» TASK DETAILS
Copy each line where the word "Power" occurs.

---*---

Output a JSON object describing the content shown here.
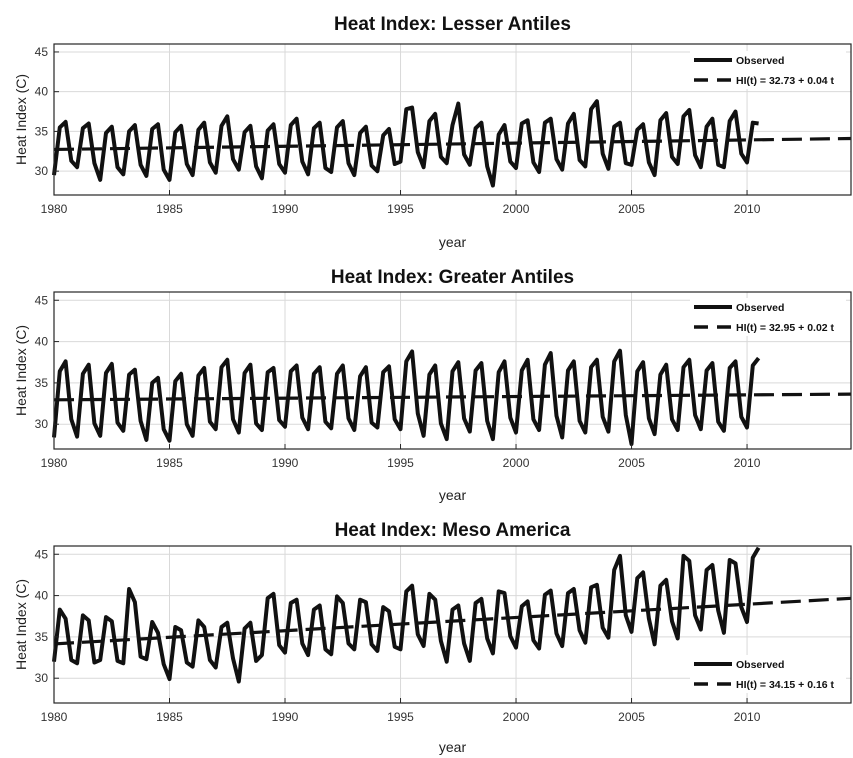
{
  "chart_data": [
    {
      "type": "line",
      "title": "Heat Index: Lesser Antiles",
      "xlabel": "year",
      "ylabel": "Heat Index (C)",
      "xlim": [
        1980,
        2014.5
      ],
      "ylim": [
        27,
        46
      ],
      "xticks": [
        1980,
        1985,
        1990,
        1995,
        2000,
        2005,
        2010
      ],
      "yticks": [
        30,
        35,
        40,
        45
      ],
      "grid": true,
      "legend_position": "top-right",
      "series": [
        {
          "name": "Observed",
          "style": "solid",
          "x_start": 1980,
          "step": 0.25,
          "values": [
            29.5,
            35.5,
            36.2,
            31.3,
            30.5,
            35.4,
            36.0,
            31.0,
            28.9,
            34.8,
            35.6,
            30.5,
            29.6,
            35.0,
            35.8,
            30.8,
            29.4,
            35.3,
            35.9,
            30.2,
            28.9,
            34.9,
            35.7,
            30.9,
            29.5,
            35.2,
            36.1,
            31.1,
            29.8,
            35.7,
            36.9,
            31.5,
            30.2,
            34.9,
            35.7,
            30.6,
            29.1,
            35.1,
            35.9,
            30.9,
            29.8,
            35.8,
            36.6,
            31.2,
            29.6,
            35.4,
            36.1,
            30.4,
            29.9,
            35.5,
            36.3,
            31.0,
            29.5,
            34.8,
            35.6,
            30.7,
            30.0,
            34.5,
            35.3,
            30.9,
            31.2,
            37.8,
            38.0,
            32.4,
            30.5,
            36.3,
            37.2,
            31.8,
            31.0,
            35.8,
            38.5,
            32.1,
            30.8,
            35.4,
            36.1,
            30.6,
            28.2,
            34.6,
            35.8,
            31.2,
            30.4,
            36.0,
            36.4,
            31.1,
            29.9,
            36.1,
            36.6,
            31.5,
            30.2,
            36.0,
            37.2,
            31.4,
            30.6,
            37.8,
            38.8,
            32.2,
            30.3,
            35.6,
            36.1,
            31.0,
            30.8,
            35.2,
            35.9,
            31.1,
            29.5,
            36.4,
            37.3,
            31.8,
            30.9,
            36.9,
            37.7,
            32.0,
            30.5,
            35.6,
            36.6,
            30.8,
            30.5,
            36.3,
            37.5,
            32.2,
            31.1,
            36.1,
            36.0
          ]
        },
        {
          "name": "HI(t) = 32.73 + 0.04 t",
          "style": "dashed",
          "x": [
            1980,
            2014.5
          ],
          "values": [
            32.73,
            34.11
          ]
        }
      ]
    },
    {
      "type": "line",
      "title": "Heat Index: Greater Antiles",
      "xlabel": "year",
      "ylabel": "Heat Index (C)",
      "xlim": [
        1980,
        2014.5
      ],
      "ylim": [
        27,
        46
      ],
      "xticks": [
        1980,
        1985,
        1990,
        1995,
        2000,
        2005,
        2010
      ],
      "yticks": [
        30,
        35,
        40,
        45
      ],
      "grid": true,
      "legend_position": "top-right",
      "series": [
        {
          "name": "Observed",
          "style": "solid",
          "x_start": 1980,
          "step": 0.25,
          "values": [
            28.4,
            36.4,
            37.6,
            30.6,
            28.5,
            36.1,
            37.2,
            30.1,
            28.6,
            36.2,
            37.3,
            30.2,
            29.2,
            36.0,
            36.6,
            30.4,
            28.1,
            35.0,
            35.6,
            29.4,
            28.0,
            35.2,
            36.1,
            30.0,
            28.6,
            35.9,
            36.8,
            30.3,
            29.4,
            36.9,
            37.8,
            30.6,
            29.0,
            36.2,
            37.2,
            30.1,
            29.3,
            36.3,
            36.8,
            30.5,
            29.7,
            36.4,
            37.1,
            30.8,
            29.4,
            36.1,
            36.9,
            30.3,
            29.5,
            36.1,
            37.1,
            30.7,
            29.3,
            35.8,
            36.9,
            30.2,
            29.6,
            36.3,
            37.0,
            30.6,
            29.4,
            37.6,
            38.8,
            31.3,
            28.6,
            36.0,
            37.1,
            30.1,
            28.2,
            36.4,
            37.5,
            30.7,
            29.1,
            36.5,
            37.4,
            30.4,
            28.2,
            36.3,
            37.6,
            30.8,
            29.0,
            36.5,
            37.8,
            30.6,
            29.3,
            37.2,
            38.6,
            31.0,
            28.4,
            36.5,
            37.6,
            30.4,
            29.0,
            36.9,
            37.8,
            30.9,
            29.1,
            37.6,
            38.9,
            31.1,
            27.6,
            36.4,
            37.5,
            30.7,
            28.8,
            36.0,
            37.2,
            30.6,
            29.3,
            36.9,
            37.8,
            31.1,
            29.4,
            36.5,
            37.4,
            30.3,
            29.2,
            36.8,
            37.6,
            30.9,
            29.6,
            37.1,
            38.0
          ]
        },
        {
          "name": "HI(t) = 32.95 + 0.02 t",
          "style": "dashed",
          "x": [
            1980,
            2014.5
          ],
          "values": [
            32.95,
            33.64
          ]
        }
      ]
    },
    {
      "type": "line",
      "title": "Heat Index: Meso America",
      "xlabel": "year",
      "ylabel": "Heat Index (C)",
      "xlim": [
        1980,
        2014.5
      ],
      "ylim": [
        27,
        46
      ],
      "xticks": [
        1980,
        1985,
        1990,
        1995,
        2000,
        2005,
        2010
      ],
      "yticks": [
        30,
        35,
        40,
        45
      ],
      "grid": true,
      "legend_position": "bottom-right",
      "series": [
        {
          "name": "Observed",
          "style": "solid",
          "x_start": 1980,
          "step": 0.25,
          "values": [
            32.0,
            38.3,
            37.2,
            32.2,
            31.8,
            37.6,
            37.0,
            31.9,
            32.2,
            37.4,
            36.9,
            32.1,
            31.8,
            40.8,
            39.2,
            32.6,
            32.3,
            36.8,
            35.5,
            31.7,
            29.9,
            36.2,
            35.8,
            31.9,
            31.4,
            37.0,
            36.2,
            32.2,
            31.3,
            36.2,
            36.7,
            32.4,
            29.6,
            36.0,
            36.7,
            32.1,
            32.8,
            39.7,
            40.2,
            34.0,
            33.1,
            39.1,
            39.5,
            34.2,
            32.8,
            38.3,
            38.8,
            33.5,
            32.9,
            39.9,
            39.1,
            34.2,
            33.5,
            39.5,
            39.2,
            34.1,
            33.3,
            38.6,
            38.1,
            33.8,
            33.5,
            40.5,
            41.2,
            35.3,
            33.9,
            40.2,
            39.5,
            34.5,
            32.0,
            38.3,
            38.8,
            34.2,
            32.1,
            39.1,
            39.6,
            34.8,
            33.0,
            40.5,
            40.3,
            35.1,
            33.7,
            38.7,
            39.3,
            34.6,
            33.6,
            40.1,
            40.6,
            35.4,
            33.9,
            40.3,
            40.8,
            35.8,
            34.3,
            41.0,
            41.3,
            36.1,
            34.9,
            43.1,
            44.8,
            37.6,
            35.6,
            42.1,
            42.8,
            37.2,
            34.1,
            41.2,
            41.9,
            36.9,
            34.8,
            44.8,
            44.2,
            37.6,
            35.9,
            43.1,
            43.7,
            38.2,
            35.5,
            44.3,
            43.9,
            38.6,
            36.8,
            44.6,
            45.8
          ]
        },
        {
          "name": "HI(t) = 34.15 + 0.16 t",
          "style": "dashed",
          "x": [
            1980,
            2014.5
          ],
          "values": [
            34.15,
            39.67
          ]
        }
      ]
    }
  ]
}
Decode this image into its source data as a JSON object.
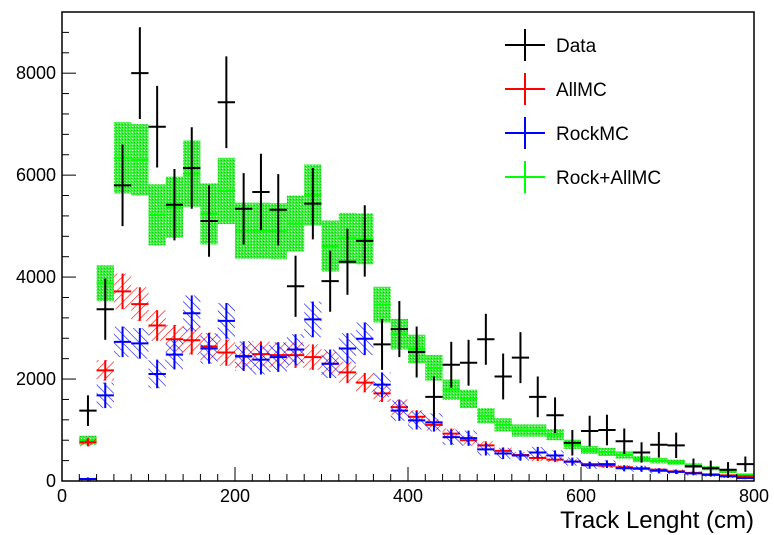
{
  "chart_data": {
    "type": "scatter",
    "title": "",
    "xlabel": "Track Lenght (cm)",
    "ylabel": "",
    "xlim": [
      0,
      800
    ],
    "ylim": [
      0,
      9200
    ],
    "x_ticks": [
      0,
      200,
      400,
      600,
      800
    ],
    "y_ticks": [
      0,
      2000,
      4000,
      6000,
      8000
    ],
    "x_tick_labels": [
      "0",
      "200",
      "400",
      "600",
      "800"
    ],
    "y_tick_labels": [
      "0",
      "2000",
      "4000",
      "6000",
      "8000"
    ],
    "grid": false,
    "legend_position": "top-right",
    "bin_width": 20,
    "bin_centers": [
      30,
      50,
      70,
      90,
      110,
      130,
      150,
      170,
      190,
      210,
      230,
      250,
      270,
      290,
      310,
      330,
      350,
      370,
      390,
      410,
      430,
      450,
      470,
      490,
      510,
      530,
      550,
      570,
      590,
      610,
      630,
      650,
      670,
      690,
      710,
      730,
      750,
      770,
      790
    ],
    "series": [
      {
        "name": "Data",
        "color": "#000000",
        "style": "errorbar",
        "values": [
          1380,
          3370,
          5800,
          8000,
          6950,
          5420,
          6140,
          5100,
          7430,
          5340,
          5670,
          5320,
          3820,
          5440,
          3920,
          4300,
          4710,
          2680,
          2980,
          2530,
          1650,
          2280,
          2320,
          2780,
          2050,
          2420,
          1650,
          1290,
          750,
          980,
          1000,
          780,
          560,
          710,
          700,
          290,
          250,
          220,
          330
        ],
        "errors": [
          300,
          600,
          800,
          900,
          800,
          700,
          800,
          700,
          900,
          700,
          750,
          700,
          600,
          700,
          600,
          650,
          700,
          500,
          550,
          500,
          400,
          450,
          450,
          500,
          450,
          500,
          400,
          350,
          250,
          300,
          300,
          250,
          200,
          250,
          250,
          150,
          150,
          150,
          150
        ]
      },
      {
        "name": "AllMC",
        "color": "#ff0000",
        "style": "hatched",
        "values": [
          760,
          2170,
          3720,
          3470,
          3050,
          2780,
          2760,
          2640,
          2520,
          2440,
          2490,
          2470,
          2470,
          2430,
          2300,
          2130,
          1930,
          1720,
          1450,
          1260,
          1100,
          930,
          800,
          700,
          590,
          510,
          450,
          420,
          380,
          330,
          300,
          270,
          250,
          220,
          190,
          160,
          130,
          110,
          90
        ],
        "errors": [
          80,
          200,
          350,
          330,
          300,
          280,
          280,
          270,
          260,
          250,
          250,
          250,
          250,
          250,
          230,
          210,
          190,
          170,
          150,
          130,
          110,
          100,
          90,
          80,
          70,
          60,
          60,
          50,
          50,
          40,
          40,
          35,
          35,
          30,
          30,
          25,
          20,
          20,
          15
        ]
      },
      {
        "name": "RockMC",
        "color": "#0000ff",
        "style": "hatched",
        "values": [
          40,
          1680,
          2730,
          2700,
          2100,
          2480,
          3290,
          2600,
          3140,
          2450,
          2380,
          2430,
          2580,
          3170,
          2300,
          2600,
          2790,
          1890,
          1380,
          1190,
          1150,
          860,
          840,
          620,
          540,
          500,
          560,
          500,
          380,
          310,
          330,
          250,
          240,
          200,
          180,
          150,
          120,
          90,
          60
        ],
        "errors": [
          30,
          250,
          300,
          300,
          280,
          290,
          350,
          300,
          350,
          290,
          290,
          290,
          300,
          350,
          280,
          300,
          320,
          240,
          200,
          180,
          180,
          150,
          150,
          120,
          110,
          100,
          110,
          100,
          80,
          70,
          75,
          60,
          60,
          50,
          45,
          40,
          35,
          30,
          25
        ]
      },
      {
        "name": "Rock+AllMC",
        "color": "#00ff00",
        "fill_color": "#22dd22",
        "style": "box",
        "values": [
          800,
          3880,
          6340,
          6300,
          5220,
          5370,
          6030,
          5240,
          5690,
          4910,
          4910,
          4900,
          5050,
          5610,
          4610,
          4760,
          4750,
          3460,
          2880,
          2590,
          2220,
          1790,
          1610,
          1280,
          1100,
          990,
          990,
          910,
          720,
          610,
          570,
          510,
          430,
          400,
          370,
          300,
          250,
          190,
          120
        ],
        "errors": [
          90,
          350,
          700,
          700,
          600,
          600,
          650,
          600,
          650,
          550,
          550,
          550,
          550,
          600,
          500,
          500,
          500,
          350,
          300,
          280,
          250,
          200,
          180,
          150,
          130,
          120,
          120,
          110,
          90,
          80,
          80,
          70,
          60,
          55,
          50,
          45,
          40,
          35,
          30
        ]
      }
    ]
  }
}
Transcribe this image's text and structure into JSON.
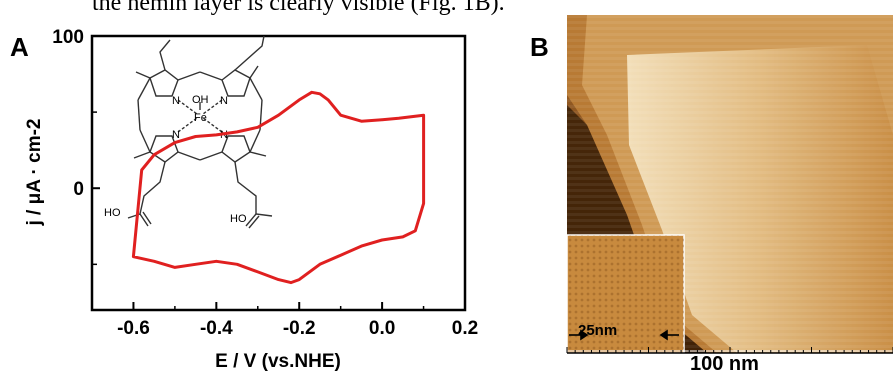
{
  "caption": {
    "text": "the hemin layer is clearly visible (Fig. 1B)."
  },
  "panel_a": {
    "label": "A",
    "molecule_labels": {
      "oh": "OH",
      "fe": "Fe",
      "n": "N",
      "ho_left": "HO",
      "ho_right": "HO"
    }
  },
  "chart_data": {
    "type": "line",
    "title": "",
    "xlabel": "E / V (vs.NHE)",
    "ylabel": "j / μA · cm-2",
    "xlim": [
      -0.7,
      0.2
    ],
    "ylim": [
      -80,
      100
    ],
    "x_ticks": [
      "-0.6",
      "-0.4",
      "-0.2",
      "0.0",
      "0.2"
    ],
    "y_ticks": [
      "100",
      "0"
    ],
    "grid": false,
    "series": [
      {
        "color": "#e02020",
        "x": [
          -0.6,
          -0.55,
          -0.5,
          -0.45,
          -0.4,
          -0.35,
          -0.3,
          -0.25,
          -0.22,
          -0.2,
          -0.15,
          -0.1,
          -0.05,
          0.0,
          0.05,
          0.08,
          0.1,
          0.1,
          0.07,
          0.04,
          0.0,
          -0.05,
          -0.1,
          -0.13,
          -0.15,
          -0.17,
          -0.2,
          -0.25,
          -0.3,
          -0.35,
          -0.4,
          -0.45,
          -0.5,
          -0.55,
          -0.58,
          -0.6
        ],
        "y": [
          -45,
          -48,
          -52,
          -50,
          -48,
          -50,
          -55,
          -60,
          -62,
          -60,
          -50,
          -44,
          -38,
          -34,
          -32,
          -28,
          -10,
          48,
          47,
          46,
          45,
          44,
          48,
          58,
          62,
          63,
          58,
          48,
          40,
          37,
          35,
          34,
          30,
          22,
          12,
          -45
        ]
      }
    ]
  },
  "panel_b": {
    "label": "B",
    "scale_label": "100 nm",
    "inset_label": "25nm"
  },
  "colors": {
    "cv_line": "#e02020",
    "frame": "#000000"
  }
}
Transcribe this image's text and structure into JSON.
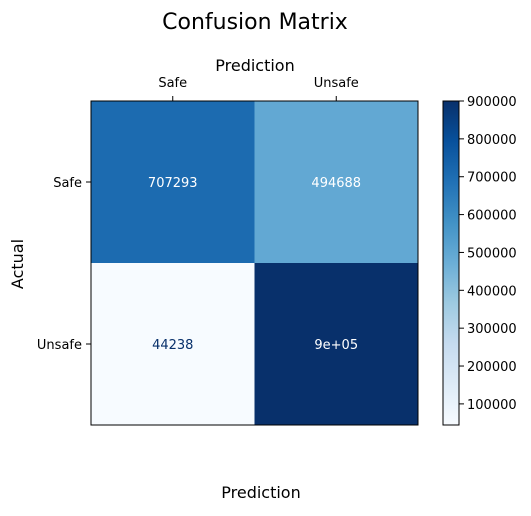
{
  "chart_data": {
    "type": "heatmap",
    "title": "Confusion Matrix",
    "top_label": "Prediction",
    "xlabel": "Prediction",
    "ylabel": "Actual",
    "x_categories": [
      "Safe",
      "Unsafe"
    ],
    "y_categories": [
      "Safe",
      "Unsafe"
    ],
    "values": [
      [
        707293,
        494688
      ],
      [
        44238,
        900000
      ]
    ],
    "cell_labels": [
      [
        "707293",
        "494688"
      ],
      [
        "44238",
        "9e+05"
      ]
    ],
    "colormap": "Blues",
    "color_range": [
      44238,
      900000
    ],
    "colorbar_ticks": [
      100000,
      200000,
      300000,
      400000,
      500000,
      600000,
      700000,
      800000,
      900000
    ],
    "colorbar_tick_labels": [
      "100000",
      "200000",
      "300000",
      "400000",
      "500000",
      "600000",
      "700000",
      "800000",
      "900000"
    ],
    "grid": false,
    "text_colors": {
      "light": "#ffffff",
      "dark": "#08306b"
    }
  }
}
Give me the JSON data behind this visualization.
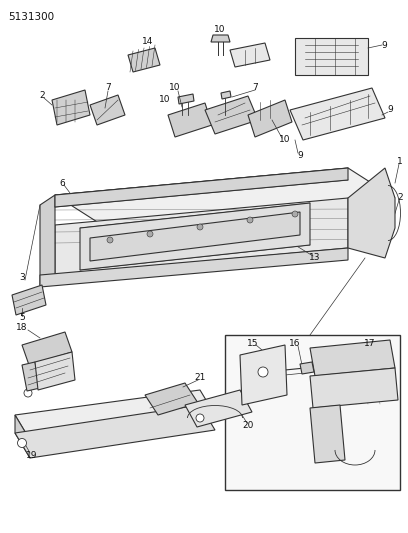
{
  "title_code": "5131300",
  "bg_color": "#ffffff",
  "lc": "#333333",
  "fig_width": 4.08,
  "fig_height": 5.33,
  "dpi": 100
}
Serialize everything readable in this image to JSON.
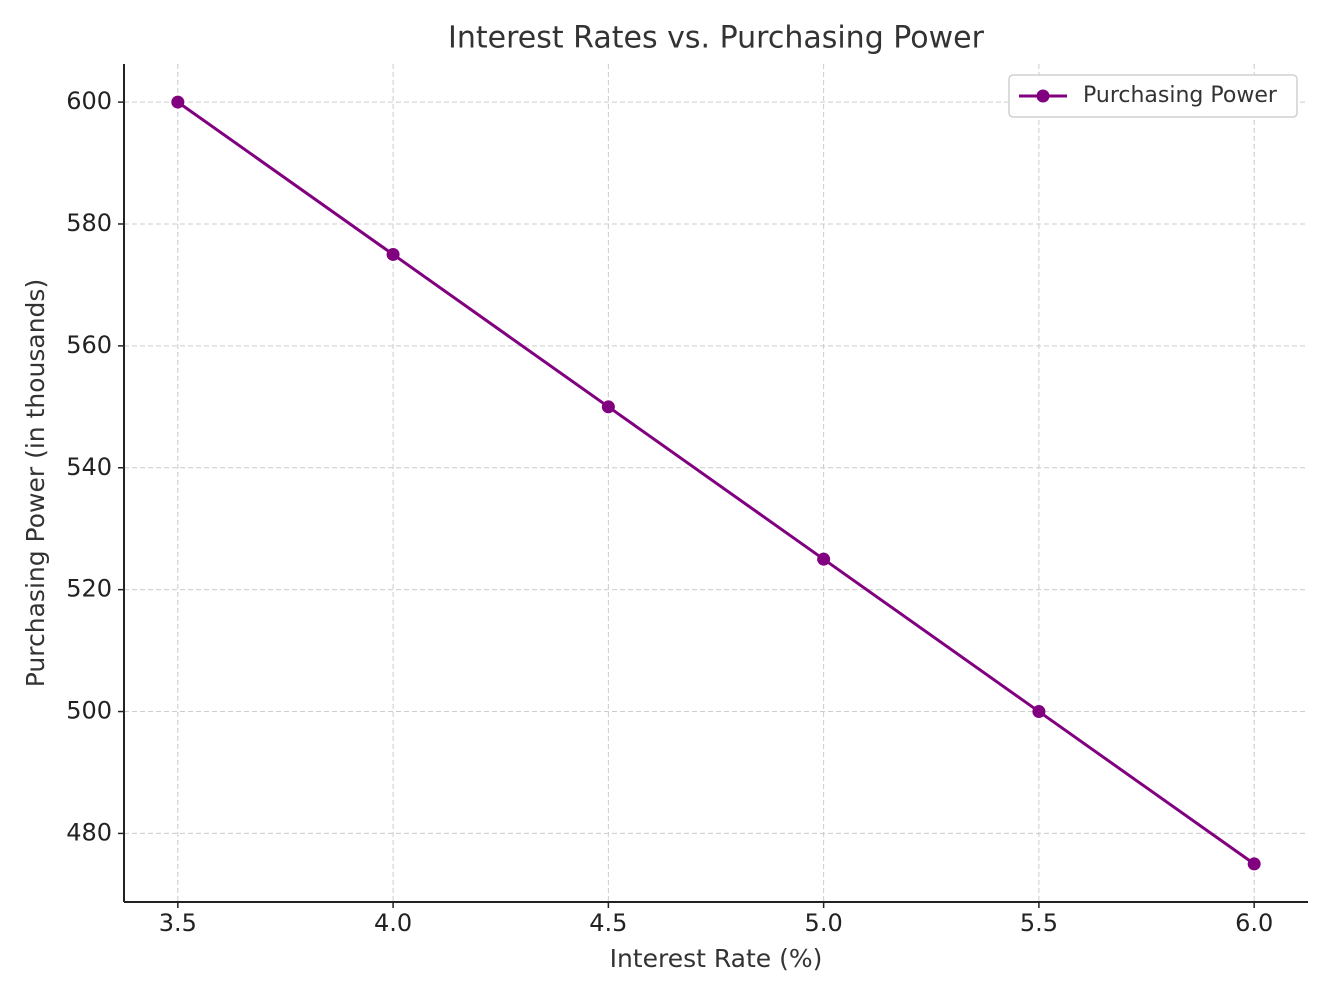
{
  "chart_data": {
    "type": "line",
    "title": "Interest Rates vs. Purchasing Power",
    "x_label": "Interest Rate (%)",
    "y_label": "Purchasing Power (in thousands)",
    "x": [
      3.5,
      4.0,
      4.5,
      5.0,
      5.5,
      6.0
    ],
    "series": [
      {
        "name": "Purchasing Power",
        "color": "#800080",
        "values": [
          600,
          575,
          550,
          525,
          500,
          475
        ]
      }
    ],
    "xlim": [
      3.375,
      6.125
    ],
    "xticks": [
      3.5,
      {
        "value": 4,
        "label": "4.0"
      },
      4.5,
      {
        "value": 5,
        "label": "5.0"
      },
      5.5,
      {
        "value": 6,
        "label": "6.0"
      }
    ],
    "ylim": [
      468.75,
      606.25
    ],
    "yticks": [
      480,
      500,
      520,
      540,
      560,
      580,
      600
    ],
    "grid": true,
    "legend": "upper right",
    "markers": true
  }
}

---*---

» RESULT FOR THIS TASK
    "title": "Interest Rates vs. Purchasing Power",
    "y_label": "Purchasing Power (in thousands)",
        "name": "Purchasing Power",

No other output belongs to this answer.